Determine the number of lines in the listing below where the string "高危漏洞和弱口令风险" occurs; answer with the number alone.
###
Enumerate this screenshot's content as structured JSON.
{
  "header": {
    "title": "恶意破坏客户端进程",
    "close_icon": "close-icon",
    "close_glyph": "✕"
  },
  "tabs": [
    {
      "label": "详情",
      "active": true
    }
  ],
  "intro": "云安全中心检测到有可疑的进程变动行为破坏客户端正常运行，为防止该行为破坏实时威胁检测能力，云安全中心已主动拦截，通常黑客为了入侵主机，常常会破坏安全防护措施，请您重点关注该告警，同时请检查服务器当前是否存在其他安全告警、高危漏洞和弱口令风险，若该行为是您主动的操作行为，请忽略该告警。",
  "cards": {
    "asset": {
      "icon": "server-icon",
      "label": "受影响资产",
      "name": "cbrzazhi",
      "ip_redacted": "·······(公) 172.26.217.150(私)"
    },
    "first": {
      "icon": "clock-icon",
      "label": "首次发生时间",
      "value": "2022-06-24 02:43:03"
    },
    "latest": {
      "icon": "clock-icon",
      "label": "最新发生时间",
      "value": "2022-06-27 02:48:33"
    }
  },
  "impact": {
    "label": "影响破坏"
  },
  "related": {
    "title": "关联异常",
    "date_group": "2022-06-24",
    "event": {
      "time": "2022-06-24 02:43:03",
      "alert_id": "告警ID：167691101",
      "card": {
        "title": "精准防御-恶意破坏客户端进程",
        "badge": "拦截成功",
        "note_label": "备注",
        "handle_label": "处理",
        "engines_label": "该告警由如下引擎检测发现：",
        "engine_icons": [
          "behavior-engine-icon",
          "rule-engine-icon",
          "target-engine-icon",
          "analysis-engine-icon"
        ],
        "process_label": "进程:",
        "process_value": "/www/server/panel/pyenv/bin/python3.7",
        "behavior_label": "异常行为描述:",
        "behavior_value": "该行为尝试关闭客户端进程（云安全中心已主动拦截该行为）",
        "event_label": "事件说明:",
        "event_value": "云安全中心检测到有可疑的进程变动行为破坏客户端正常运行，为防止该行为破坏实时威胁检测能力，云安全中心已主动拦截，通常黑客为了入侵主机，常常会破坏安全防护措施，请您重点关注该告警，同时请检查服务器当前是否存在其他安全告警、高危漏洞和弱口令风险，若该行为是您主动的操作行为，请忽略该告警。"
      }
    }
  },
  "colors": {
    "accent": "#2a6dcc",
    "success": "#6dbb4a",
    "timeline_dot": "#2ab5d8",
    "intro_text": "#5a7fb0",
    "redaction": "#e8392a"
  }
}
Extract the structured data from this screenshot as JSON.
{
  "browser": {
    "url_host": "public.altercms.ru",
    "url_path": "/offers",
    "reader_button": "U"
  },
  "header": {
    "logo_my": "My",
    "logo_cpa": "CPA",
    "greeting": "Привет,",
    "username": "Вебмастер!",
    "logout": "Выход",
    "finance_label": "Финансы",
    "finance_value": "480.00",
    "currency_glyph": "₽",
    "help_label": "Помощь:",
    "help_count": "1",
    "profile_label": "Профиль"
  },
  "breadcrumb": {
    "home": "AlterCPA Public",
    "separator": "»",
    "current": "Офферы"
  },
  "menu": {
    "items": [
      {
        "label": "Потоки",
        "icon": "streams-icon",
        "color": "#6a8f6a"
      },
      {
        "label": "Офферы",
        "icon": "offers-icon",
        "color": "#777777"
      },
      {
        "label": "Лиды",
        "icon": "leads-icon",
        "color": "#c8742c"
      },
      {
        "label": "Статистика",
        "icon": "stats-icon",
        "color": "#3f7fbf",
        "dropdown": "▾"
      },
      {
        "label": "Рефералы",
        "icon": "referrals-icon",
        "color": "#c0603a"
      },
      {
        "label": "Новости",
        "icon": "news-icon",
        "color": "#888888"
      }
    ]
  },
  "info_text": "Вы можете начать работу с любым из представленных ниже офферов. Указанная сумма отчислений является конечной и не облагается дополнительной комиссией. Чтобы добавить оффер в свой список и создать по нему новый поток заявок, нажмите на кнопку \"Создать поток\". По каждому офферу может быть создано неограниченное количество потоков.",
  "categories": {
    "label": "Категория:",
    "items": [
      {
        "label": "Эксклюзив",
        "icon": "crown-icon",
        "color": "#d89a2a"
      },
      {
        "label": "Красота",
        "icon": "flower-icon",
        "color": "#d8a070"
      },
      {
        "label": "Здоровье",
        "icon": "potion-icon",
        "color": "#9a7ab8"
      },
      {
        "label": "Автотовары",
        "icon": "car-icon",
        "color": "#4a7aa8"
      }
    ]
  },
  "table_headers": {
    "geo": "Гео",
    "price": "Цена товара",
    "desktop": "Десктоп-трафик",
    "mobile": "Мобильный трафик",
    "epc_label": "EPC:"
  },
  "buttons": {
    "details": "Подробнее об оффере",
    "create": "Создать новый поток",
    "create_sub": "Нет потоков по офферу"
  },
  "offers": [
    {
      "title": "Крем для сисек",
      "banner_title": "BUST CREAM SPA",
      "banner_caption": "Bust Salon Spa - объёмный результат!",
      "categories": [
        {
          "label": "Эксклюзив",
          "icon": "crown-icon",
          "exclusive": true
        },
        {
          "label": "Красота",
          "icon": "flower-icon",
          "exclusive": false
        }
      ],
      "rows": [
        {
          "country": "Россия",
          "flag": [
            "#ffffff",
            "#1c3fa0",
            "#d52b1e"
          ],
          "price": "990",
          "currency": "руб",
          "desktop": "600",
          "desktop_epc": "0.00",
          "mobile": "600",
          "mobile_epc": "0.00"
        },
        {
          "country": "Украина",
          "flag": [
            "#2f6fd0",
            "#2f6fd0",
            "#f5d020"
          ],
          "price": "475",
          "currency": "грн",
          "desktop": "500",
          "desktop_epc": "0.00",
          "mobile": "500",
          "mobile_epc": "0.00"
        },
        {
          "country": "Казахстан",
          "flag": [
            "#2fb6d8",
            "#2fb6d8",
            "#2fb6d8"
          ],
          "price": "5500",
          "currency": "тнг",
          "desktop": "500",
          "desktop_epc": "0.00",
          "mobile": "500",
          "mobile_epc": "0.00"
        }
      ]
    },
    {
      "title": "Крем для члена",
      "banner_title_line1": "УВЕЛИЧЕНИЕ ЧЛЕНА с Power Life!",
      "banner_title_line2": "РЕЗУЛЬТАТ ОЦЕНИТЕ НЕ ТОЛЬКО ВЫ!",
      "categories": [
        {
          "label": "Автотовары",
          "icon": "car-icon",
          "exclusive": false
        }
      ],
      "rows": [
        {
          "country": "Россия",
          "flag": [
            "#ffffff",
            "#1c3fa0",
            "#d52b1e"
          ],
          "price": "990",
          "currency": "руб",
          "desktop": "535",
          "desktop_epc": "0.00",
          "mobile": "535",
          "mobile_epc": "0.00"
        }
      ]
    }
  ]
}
###
### [RESPONSE TO THE EXERCISE]
2